Required work
What follows is a listing; restate every line of it word for word.

Items

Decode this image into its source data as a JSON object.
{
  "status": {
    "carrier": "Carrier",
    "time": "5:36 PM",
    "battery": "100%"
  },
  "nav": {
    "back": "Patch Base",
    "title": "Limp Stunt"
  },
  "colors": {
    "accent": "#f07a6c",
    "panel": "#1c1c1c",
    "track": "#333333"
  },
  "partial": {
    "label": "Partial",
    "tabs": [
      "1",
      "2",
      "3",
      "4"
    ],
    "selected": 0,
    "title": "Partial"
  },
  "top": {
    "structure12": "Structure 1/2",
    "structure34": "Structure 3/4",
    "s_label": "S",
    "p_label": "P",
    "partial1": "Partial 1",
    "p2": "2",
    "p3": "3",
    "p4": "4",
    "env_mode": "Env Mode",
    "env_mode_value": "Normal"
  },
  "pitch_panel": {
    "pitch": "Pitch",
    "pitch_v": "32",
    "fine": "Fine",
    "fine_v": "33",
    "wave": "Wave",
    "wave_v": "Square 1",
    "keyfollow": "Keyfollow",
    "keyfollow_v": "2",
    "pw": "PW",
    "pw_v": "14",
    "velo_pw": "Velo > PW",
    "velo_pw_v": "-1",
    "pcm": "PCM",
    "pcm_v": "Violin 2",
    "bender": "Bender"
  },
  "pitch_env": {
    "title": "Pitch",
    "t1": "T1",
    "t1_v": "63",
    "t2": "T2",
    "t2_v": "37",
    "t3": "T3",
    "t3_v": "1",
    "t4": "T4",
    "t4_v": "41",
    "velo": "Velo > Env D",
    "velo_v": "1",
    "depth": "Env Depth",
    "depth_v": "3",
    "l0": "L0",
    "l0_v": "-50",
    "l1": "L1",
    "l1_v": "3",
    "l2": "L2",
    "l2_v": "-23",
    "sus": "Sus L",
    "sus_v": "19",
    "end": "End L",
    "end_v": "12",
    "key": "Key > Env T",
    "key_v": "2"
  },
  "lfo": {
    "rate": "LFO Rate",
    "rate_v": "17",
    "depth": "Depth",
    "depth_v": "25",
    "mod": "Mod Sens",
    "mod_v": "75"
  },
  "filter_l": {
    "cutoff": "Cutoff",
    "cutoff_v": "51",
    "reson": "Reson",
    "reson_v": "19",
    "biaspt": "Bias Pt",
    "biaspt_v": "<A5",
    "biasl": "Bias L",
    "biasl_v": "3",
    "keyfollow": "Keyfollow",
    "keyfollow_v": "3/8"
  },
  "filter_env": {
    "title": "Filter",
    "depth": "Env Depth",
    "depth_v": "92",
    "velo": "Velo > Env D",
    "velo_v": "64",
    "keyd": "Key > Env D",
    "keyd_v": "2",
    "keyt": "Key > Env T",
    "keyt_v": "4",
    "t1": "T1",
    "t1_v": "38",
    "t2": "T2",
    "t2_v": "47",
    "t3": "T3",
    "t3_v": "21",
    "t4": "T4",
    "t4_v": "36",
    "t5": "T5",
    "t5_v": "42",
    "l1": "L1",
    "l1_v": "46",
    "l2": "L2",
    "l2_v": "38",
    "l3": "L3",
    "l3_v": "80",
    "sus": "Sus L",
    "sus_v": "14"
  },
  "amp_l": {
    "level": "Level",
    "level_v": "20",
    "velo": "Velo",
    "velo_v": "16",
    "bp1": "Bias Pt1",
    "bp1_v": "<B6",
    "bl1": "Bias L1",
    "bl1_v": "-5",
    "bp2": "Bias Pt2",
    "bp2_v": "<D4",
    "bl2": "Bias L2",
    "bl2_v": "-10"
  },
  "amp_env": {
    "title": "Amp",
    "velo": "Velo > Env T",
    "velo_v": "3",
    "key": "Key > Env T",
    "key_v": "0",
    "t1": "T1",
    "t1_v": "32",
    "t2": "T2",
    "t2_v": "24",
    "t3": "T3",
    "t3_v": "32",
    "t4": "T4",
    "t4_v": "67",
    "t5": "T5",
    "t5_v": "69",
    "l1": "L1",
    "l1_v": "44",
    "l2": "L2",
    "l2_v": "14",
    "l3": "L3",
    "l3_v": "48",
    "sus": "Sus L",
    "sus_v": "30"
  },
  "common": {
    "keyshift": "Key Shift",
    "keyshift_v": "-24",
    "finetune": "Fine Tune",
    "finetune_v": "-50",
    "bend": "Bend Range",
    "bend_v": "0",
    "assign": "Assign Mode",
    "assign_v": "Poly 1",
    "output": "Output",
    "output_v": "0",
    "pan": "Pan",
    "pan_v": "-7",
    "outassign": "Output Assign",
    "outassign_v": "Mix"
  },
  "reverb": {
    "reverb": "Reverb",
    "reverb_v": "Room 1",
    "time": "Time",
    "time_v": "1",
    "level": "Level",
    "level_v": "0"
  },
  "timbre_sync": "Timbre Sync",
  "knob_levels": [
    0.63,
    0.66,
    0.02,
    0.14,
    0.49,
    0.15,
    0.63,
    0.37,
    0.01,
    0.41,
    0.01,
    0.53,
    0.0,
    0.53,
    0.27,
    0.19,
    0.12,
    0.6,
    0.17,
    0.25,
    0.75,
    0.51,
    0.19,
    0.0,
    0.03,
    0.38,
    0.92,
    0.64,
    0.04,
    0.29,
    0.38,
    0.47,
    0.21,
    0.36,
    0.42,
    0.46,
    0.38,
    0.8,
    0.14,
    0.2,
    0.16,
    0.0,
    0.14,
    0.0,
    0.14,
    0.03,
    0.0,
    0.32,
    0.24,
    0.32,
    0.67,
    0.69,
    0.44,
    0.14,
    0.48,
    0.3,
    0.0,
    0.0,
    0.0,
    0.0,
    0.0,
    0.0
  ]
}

Written answer
Decode this image into its source data as a JSON object.
{
  "status": {
    "carrier": "Carrier",
    "time": "5:36 PM",
    "battery": "100%"
  },
  "nav": {
    "back": "Patch Base",
    "title": "Limp Stunt"
  },
  "colors": {
    "accent": "#f07a6c",
    "panel": "#1c1c1c",
    "track": "#333333"
  },
  "partial": {
    "label": "Partial",
    "tabs": [
      "1",
      "2",
      "3",
      "4"
    ],
    "selected": 0,
    "title": "Partial"
  },
  "top": {
    "structure12": "Structure 1/2",
    "structure34": "Structure 3/4",
    "s_label": "S",
    "p_label": "P",
    "partial1": "Partial 1",
    "p2": "2",
    "p3": "3",
    "p4": "4",
    "env_mode": "Env Mode",
    "env_mode_value": "Normal"
  },
  "pitch_panel": {
    "pitch": "Pitch",
    "pitch_v": "32",
    "fine": "Fine",
    "fine_v": "33",
    "wave": "Wave",
    "wave_v": "Square 1",
    "keyfollow": "Keyfollow",
    "keyfollow_v": "2",
    "pw": "PW",
    "pw_v": "14",
    "velo_pw": "Velo > PW",
    "velo_pw_v": "-1",
    "pcm": "PCM",
    "pcm_v": "Violin 2",
    "bender": "Bender"
  },
  "pitch_env": {
    "title": "Pitch",
    "t1": "T1",
    "t1_v": "63",
    "t2": "T2",
    "t2_v": "37",
    "t3": "T3",
    "t3_v": "1",
    "t4": "T4",
    "t4_v": "41",
    "velo": "Velo > Env D",
    "velo_v": "1",
    "depth": "Env Depth",
    "depth_v": "3",
    "l0": "L0",
    "l0_v": "-50",
    "l1": "L1",
    "l1_v": "3",
    "l2": "L2",
    "l2_v": "-23",
    "sus": "Sus L",
    "sus_v": "19",
    "end": "End L",
    "end_v": "12",
    "key": "Key > Env T",
    "key_v": "2"
  },
  "lfo": {
    "rate": "LFO Rate",
    "rate_v": "17",
    "depth": "Depth",
    "depth_v": "25",
    "mod": "Mod Sens",
    "mod_v": "75"
  },
  "filter_l": {
    "cutoff": "Cutoff",
    "cutoff_v": "51",
    "reson": "Reson",
    "reson_v": "19",
    "biaspt": "Bias Pt",
    "biaspt_v": "<A5",
    "biasl": "Bias L",
    "biasl_v": "3",
    "keyfollow": "Keyfollow",
    "keyfollow_v": "3/8"
  },
  "filter_env": {
    "title": "Filter",
    "depth": "Env Depth",
    "depth_v": "92",
    "velo": "Velo > Env D",
    "velo_v": "64",
    "keyd": "Key > Env D",
    "keyd_v": "2",
    "keyt": "Key > Env T",
    "keyt_v": "4",
    "t1": "T1",
    "t1_v": "38",
    "t2": "T2",
    "t2_v": "47",
    "t3": "T3",
    "t3_v": "21",
    "t4": "T4",
    "t4_v": "36",
    "t5": "T5",
    "t5_v": "42",
    "l1": "L1",
    "l1_v": "46",
    "l2": "L2",
    "l2_v": "38",
    "l3": "L3",
    "l3_v": "80",
    "sus": "Sus L",
    "sus_v": "14"
  },
  "amp_l": {
    "level": "Level",
    "level_v": "20",
    "velo": "Velo",
    "velo_v": "16",
    "bp1": "Bias Pt1",
    "bp1_v": "<B6",
    "bl1": "Bias L1",
    "bl1_v": "-5",
    "bp2": "Bias Pt2",
    "bp2_v": "<D4",
    "bl2": "Bias L2",
    "bl2_v": "-10"
  },
  "amp_env": {
    "title": "Amp",
    "velo": "Velo > Env T",
    "velo_v": "3",
    "key": "Key > Env T",
    "key_v": "0",
    "t1": "T1",
    "t1_v": "32",
    "t2": "T2",
    "t2_v": "24",
    "t3": "T3",
    "t3_v": "32",
    "t4": "T4",
    "t4_v": "67",
    "t5": "T5",
    "t5_v": "69",
    "l1": "L1",
    "l1_v": "44",
    "l2": "L2",
    "l2_v": "14",
    "l3": "L3",
    "l3_v": "48",
    "sus": "Sus L",
    "sus_v": "30"
  },
  "common": {
    "keyshift": "Key Shift",
    "keyshift_v": "-24",
    "finetune": "Fine Tune",
    "finetune_v": "-50",
    "bend": "Bend Range",
    "bend_v": "0",
    "assign": "Assign Mode",
    "assign_v": "Poly 1",
    "output": "Output",
    "output_v": "0",
    "pan": "Pan",
    "pan_v": "-7",
    "outassign": "Output Assign",
    "outassign_v": "Mix"
  },
  "reverb": {
    "reverb": "Reverb",
    "reverb_v": "Room 1",
    "time": "Time",
    "time_v": "1",
    "level": "Level",
    "level_v": "0"
  },
  "timbre_sync": "Timbre Sync",
  "knob_levels": [
    0.63,
    0.66,
    0.02,
    0.14,
    0.49,
    0.15,
    0.63,
    0.37,
    0.01,
    0.41,
    0.01,
    0.53,
    0.0,
    0.53,
    0.27,
    0.19,
    0.12,
    0.6,
    0.17,
    0.25,
    0.75,
    0.51,
    0.19,
    0.0,
    0.03,
    0.38,
    0.92,
    0.64,
    0.04,
    0.29,
    0.38,
    0.47,
    0.21,
    0.36,
    0.42,
    0.46,
    0.38,
    0.8,
    0.14,
    0.2,
    0.16,
    0.0,
    0.14,
    0.0,
    0.14,
    0.03,
    0.0,
    0.32,
    0.24,
    0.32,
    0.67,
    0.69,
    0.44,
    0.14,
    0.48,
    0.3,
    0.0,
    0.0,
    0.0,
    0.0,
    0.0,
    0.0
  ]
}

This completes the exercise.